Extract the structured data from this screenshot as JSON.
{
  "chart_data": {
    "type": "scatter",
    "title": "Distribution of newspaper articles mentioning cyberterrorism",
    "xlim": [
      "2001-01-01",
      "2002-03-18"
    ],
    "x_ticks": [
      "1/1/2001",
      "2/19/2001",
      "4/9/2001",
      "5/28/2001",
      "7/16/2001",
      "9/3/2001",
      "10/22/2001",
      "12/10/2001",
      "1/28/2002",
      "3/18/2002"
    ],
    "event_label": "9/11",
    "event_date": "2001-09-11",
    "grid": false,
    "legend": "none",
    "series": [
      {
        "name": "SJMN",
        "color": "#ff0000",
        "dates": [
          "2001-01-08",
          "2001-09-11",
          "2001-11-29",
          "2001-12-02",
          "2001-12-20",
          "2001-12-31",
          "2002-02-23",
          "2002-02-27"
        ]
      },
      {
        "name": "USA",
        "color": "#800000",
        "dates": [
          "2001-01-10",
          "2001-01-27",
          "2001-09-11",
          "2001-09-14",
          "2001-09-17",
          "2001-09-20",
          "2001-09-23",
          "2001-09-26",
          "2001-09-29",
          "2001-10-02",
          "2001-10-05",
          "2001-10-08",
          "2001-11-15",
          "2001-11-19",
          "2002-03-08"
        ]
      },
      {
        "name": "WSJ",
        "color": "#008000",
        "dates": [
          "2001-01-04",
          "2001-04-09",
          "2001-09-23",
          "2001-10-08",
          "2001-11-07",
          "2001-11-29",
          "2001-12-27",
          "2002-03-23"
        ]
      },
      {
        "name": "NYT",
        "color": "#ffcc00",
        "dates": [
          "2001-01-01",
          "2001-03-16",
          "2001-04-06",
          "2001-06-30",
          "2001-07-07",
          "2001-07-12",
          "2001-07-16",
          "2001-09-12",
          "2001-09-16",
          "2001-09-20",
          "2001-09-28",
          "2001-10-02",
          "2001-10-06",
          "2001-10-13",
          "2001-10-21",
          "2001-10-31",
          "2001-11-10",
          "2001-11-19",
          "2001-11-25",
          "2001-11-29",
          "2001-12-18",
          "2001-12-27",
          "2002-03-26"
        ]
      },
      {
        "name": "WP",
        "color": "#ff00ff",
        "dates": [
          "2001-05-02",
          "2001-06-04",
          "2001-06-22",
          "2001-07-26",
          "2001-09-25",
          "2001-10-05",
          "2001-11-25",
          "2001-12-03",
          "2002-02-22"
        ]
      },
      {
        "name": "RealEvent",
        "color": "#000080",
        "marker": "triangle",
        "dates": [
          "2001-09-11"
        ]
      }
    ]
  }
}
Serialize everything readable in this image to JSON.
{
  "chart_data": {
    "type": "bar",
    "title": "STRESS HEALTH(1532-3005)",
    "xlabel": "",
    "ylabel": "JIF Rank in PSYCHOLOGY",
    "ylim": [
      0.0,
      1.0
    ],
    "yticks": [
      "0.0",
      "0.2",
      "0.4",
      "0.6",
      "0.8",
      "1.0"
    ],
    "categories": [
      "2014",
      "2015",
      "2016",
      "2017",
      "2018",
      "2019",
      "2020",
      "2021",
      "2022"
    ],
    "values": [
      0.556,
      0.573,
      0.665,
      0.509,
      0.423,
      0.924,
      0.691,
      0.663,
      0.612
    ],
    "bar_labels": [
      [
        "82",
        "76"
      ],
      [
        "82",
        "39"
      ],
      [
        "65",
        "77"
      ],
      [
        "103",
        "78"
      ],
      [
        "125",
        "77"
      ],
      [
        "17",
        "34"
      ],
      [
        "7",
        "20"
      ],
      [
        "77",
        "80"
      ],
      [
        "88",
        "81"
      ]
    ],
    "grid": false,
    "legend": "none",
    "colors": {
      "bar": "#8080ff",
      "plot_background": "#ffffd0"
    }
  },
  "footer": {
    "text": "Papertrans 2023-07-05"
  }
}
....
# WHAT YOU HAVE TO DO:
Extract the complete set of records unchanged.

# RESULT OF THIS EXERCISE:
Extract the structured data from this screenshot as JSON.
{
  "chart_data": {
    "type": "scatter",
    "title": "Distribution of newspaper articles mentioning cyberterrorism",
    "xlim": [
      "2001-01-01",
      "2002-03-18"
    ],
    "x_ticks": [
      "1/1/2001",
      "2/19/2001",
      "4/9/2001",
      "5/28/2001",
      "7/16/2001",
      "9/3/2001",
      "10/22/2001",
      "12/10/2001",
      "1/28/2002",
      "3/18/2002"
    ],
    "event_label": "9/11",
    "event_date": "2001-09-11",
    "grid": false,
    "legend": "none",
    "series": [
      {
        "name": "SJMN",
        "color": "#ff0000",
        "dates": [
          "2001-01-08",
          "2001-09-11",
          "2001-11-29",
          "2001-12-02",
          "2001-12-20",
          "2001-12-31",
          "2002-02-23",
          "2002-02-27"
        ]
      },
      {
        "name": "USA",
        "color": "#800000",
        "dates": [
          "2001-01-10",
          "2001-01-27",
          "2001-09-11",
          "2001-09-14",
          "2001-09-17",
          "2001-09-20",
          "2001-09-23",
          "2001-09-26",
          "2001-09-29",
          "2001-10-02",
          "2001-10-05",
          "2001-10-08",
          "2001-11-15",
          "2001-11-19",
          "2002-03-08"
        ]
      },
      {
        "name": "WSJ",
        "color": "#008000",
        "dates": [
          "2001-01-04",
          "2001-04-09",
          "2001-09-23",
          "2001-10-08",
          "2001-11-07",
          "2001-11-29",
          "2001-12-27",
          "2002-03-23"
        ]
      },
      {
        "name": "NYT",
        "color": "#ffcc00",
        "dates": [
          "2001-01-01",
          "2001-03-16",
          "2001-04-06",
          "2001-06-30",
          "2001-07-07",
          "2001-07-12",
          "2001-07-16",
          "2001-09-12",
          "2001-09-16",
          "2001-09-20",
          "2001-09-28",
          "2001-10-02",
          "2001-10-06",
          "2001-10-13",
          "2001-10-21",
          "2001-10-31",
          "2001-11-10",
          "2001-11-19",
          "2001-11-25",
          "2001-11-29",
          "2001-12-18",
          "2001-12-27",
          "2002-03-26"
        ]
      },
      {
        "name": "WP",
        "color": "#ff00ff",
        "dates": [
          "2001-05-02",
          "2001-06-04",
          "2001-06-22",
          "2001-07-26",
          "2001-09-25",
          "2001-10-05",
          "2001-11-25",
          "2001-12-03",
          "2002-02-22"
        ]
      },
      {
        "name": "RealEvent",
        "color": "#000080",
        "marker": "triangle",
        "dates": [
          "2001-09-11"
        ]
      }
    ]
  }
}
Serialize everything readable in this image to JSON.
{
  "chart_data": {
    "type": "bar",
    "title": "STRESS HEALTH(1532-3005)",
    "xlabel": "",
    "ylabel": "JIF Rank in PSYCHOLOGY",
    "ylim": [
      0.0,
      1.0
    ],
    "yticks": [
      "0.0",
      "0.2",
      "0.4",
      "0.6",
      "0.8",
      "1.0"
    ],
    "categories": [
      "2014",
      "2015",
      "2016",
      "2017",
      "2018",
      "2019",
      "2020",
      "2021",
      "2022"
    ],
    "values": [
      0.556,
      0.573,
      0.665,
      0.509,
      0.423,
      0.924,
      0.691,
      0.663,
      0.612
    ],
    "bar_labels": [
      [
        "82",
        "76"
      ],
      [
        "82",
        "39"
      ],
      [
        "65",
        "77"
      ],
      [
        "103",
        "78"
      ],
      [
        "125",
        "77"
      ],
      [
        "17",
        "34"
      ],
      [
        "7",
        "20"
      ],
      [
        "77",
        "80"
      ],
      [
        "88",
        "81"
      ]
    ],
    "grid": false,
    "legend": "none",
    "colors": {
      "bar": "#8080ff",
      "plot_background": "#ffffd0"
    }
  },
  "footer": {
    "text": "Papertrans 2023-07-05"
  }
}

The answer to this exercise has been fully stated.